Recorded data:

━━━━━━━━━━━━━━━━━━━━

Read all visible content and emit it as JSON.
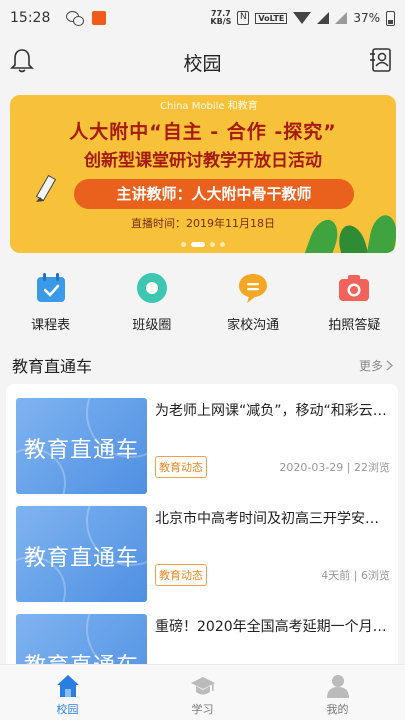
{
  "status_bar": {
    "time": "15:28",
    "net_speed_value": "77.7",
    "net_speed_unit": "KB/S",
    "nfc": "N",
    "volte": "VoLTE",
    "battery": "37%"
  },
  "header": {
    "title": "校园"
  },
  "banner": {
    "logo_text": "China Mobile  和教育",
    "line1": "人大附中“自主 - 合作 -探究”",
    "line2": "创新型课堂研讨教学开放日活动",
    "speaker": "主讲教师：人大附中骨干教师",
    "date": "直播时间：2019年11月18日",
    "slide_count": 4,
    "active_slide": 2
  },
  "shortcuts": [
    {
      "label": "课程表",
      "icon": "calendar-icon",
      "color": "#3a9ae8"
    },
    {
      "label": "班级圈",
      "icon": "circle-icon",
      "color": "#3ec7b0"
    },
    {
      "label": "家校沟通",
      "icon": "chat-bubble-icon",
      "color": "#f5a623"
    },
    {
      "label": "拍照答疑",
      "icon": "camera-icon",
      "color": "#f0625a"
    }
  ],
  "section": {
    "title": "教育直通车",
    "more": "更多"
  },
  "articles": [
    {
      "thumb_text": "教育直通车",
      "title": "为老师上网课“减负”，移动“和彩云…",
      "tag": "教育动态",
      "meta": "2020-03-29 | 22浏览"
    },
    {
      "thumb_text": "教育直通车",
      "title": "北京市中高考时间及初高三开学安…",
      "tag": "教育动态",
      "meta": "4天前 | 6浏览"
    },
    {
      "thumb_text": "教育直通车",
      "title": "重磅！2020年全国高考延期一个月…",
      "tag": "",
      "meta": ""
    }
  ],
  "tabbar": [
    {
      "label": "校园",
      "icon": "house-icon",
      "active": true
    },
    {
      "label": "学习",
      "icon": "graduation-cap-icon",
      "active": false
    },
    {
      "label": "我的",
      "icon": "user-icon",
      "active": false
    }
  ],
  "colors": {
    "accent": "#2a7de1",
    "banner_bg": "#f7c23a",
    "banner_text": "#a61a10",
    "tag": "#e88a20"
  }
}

━━━━━━━━━━━━━━━━━━━━

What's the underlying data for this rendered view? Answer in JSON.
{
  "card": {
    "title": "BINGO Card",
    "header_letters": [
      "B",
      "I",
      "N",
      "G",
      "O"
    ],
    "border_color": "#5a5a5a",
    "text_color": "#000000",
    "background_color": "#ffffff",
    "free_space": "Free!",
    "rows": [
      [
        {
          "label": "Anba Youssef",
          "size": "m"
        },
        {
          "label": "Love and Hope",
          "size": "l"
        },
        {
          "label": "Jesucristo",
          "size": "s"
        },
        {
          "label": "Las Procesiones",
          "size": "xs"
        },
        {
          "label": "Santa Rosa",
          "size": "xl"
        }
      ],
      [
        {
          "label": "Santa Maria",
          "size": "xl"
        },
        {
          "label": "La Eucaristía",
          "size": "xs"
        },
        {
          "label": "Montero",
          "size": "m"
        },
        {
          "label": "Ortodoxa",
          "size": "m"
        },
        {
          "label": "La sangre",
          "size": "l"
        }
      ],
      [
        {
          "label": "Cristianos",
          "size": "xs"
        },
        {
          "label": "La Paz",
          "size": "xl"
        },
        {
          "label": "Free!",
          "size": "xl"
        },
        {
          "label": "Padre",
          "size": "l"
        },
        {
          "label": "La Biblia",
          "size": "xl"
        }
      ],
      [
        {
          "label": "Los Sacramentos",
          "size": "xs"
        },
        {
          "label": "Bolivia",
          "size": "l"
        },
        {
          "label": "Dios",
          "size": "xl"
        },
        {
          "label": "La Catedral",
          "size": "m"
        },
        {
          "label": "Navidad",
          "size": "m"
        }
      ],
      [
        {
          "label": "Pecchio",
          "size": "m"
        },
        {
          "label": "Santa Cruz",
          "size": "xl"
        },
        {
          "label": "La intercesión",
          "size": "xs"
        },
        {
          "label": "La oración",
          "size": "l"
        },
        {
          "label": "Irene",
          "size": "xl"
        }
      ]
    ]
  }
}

━━━━━━━━━━━━━━━━━━━━

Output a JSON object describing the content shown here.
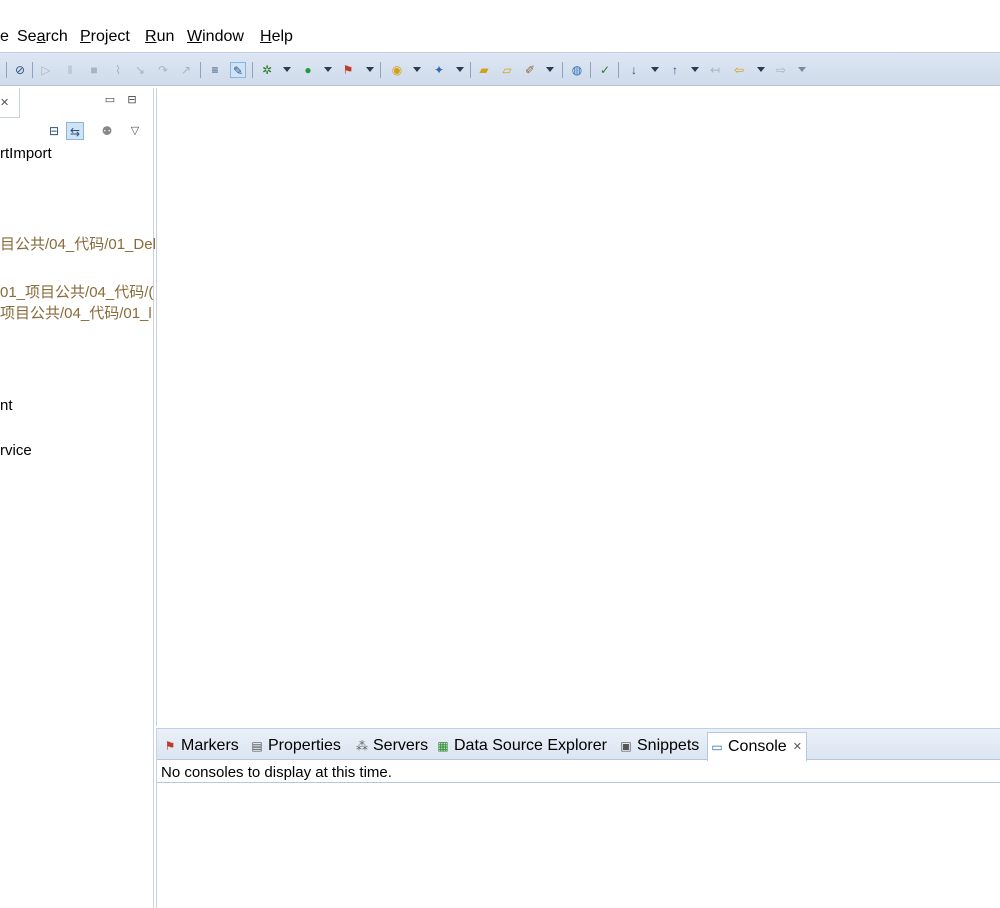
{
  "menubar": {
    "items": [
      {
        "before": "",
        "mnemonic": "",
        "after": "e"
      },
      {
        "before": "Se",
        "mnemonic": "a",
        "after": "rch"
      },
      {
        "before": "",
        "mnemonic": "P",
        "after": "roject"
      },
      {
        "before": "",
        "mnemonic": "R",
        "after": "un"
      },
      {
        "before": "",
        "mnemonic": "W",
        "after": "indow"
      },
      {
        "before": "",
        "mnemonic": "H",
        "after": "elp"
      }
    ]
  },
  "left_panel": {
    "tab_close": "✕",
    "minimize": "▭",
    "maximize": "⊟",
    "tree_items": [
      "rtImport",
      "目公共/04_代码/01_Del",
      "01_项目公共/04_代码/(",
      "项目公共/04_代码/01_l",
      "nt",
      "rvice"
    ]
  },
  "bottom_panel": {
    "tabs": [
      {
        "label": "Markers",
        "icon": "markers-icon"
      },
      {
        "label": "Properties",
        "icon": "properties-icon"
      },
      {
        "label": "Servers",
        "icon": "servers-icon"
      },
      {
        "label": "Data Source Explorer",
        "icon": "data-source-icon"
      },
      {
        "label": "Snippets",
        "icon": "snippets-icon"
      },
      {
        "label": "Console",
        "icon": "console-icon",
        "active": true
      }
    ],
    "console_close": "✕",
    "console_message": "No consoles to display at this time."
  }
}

━━━━━━━━━━━━━━━━━━━━

Using the data above, say how many lines include "this". No other reply is needed.

The output: 2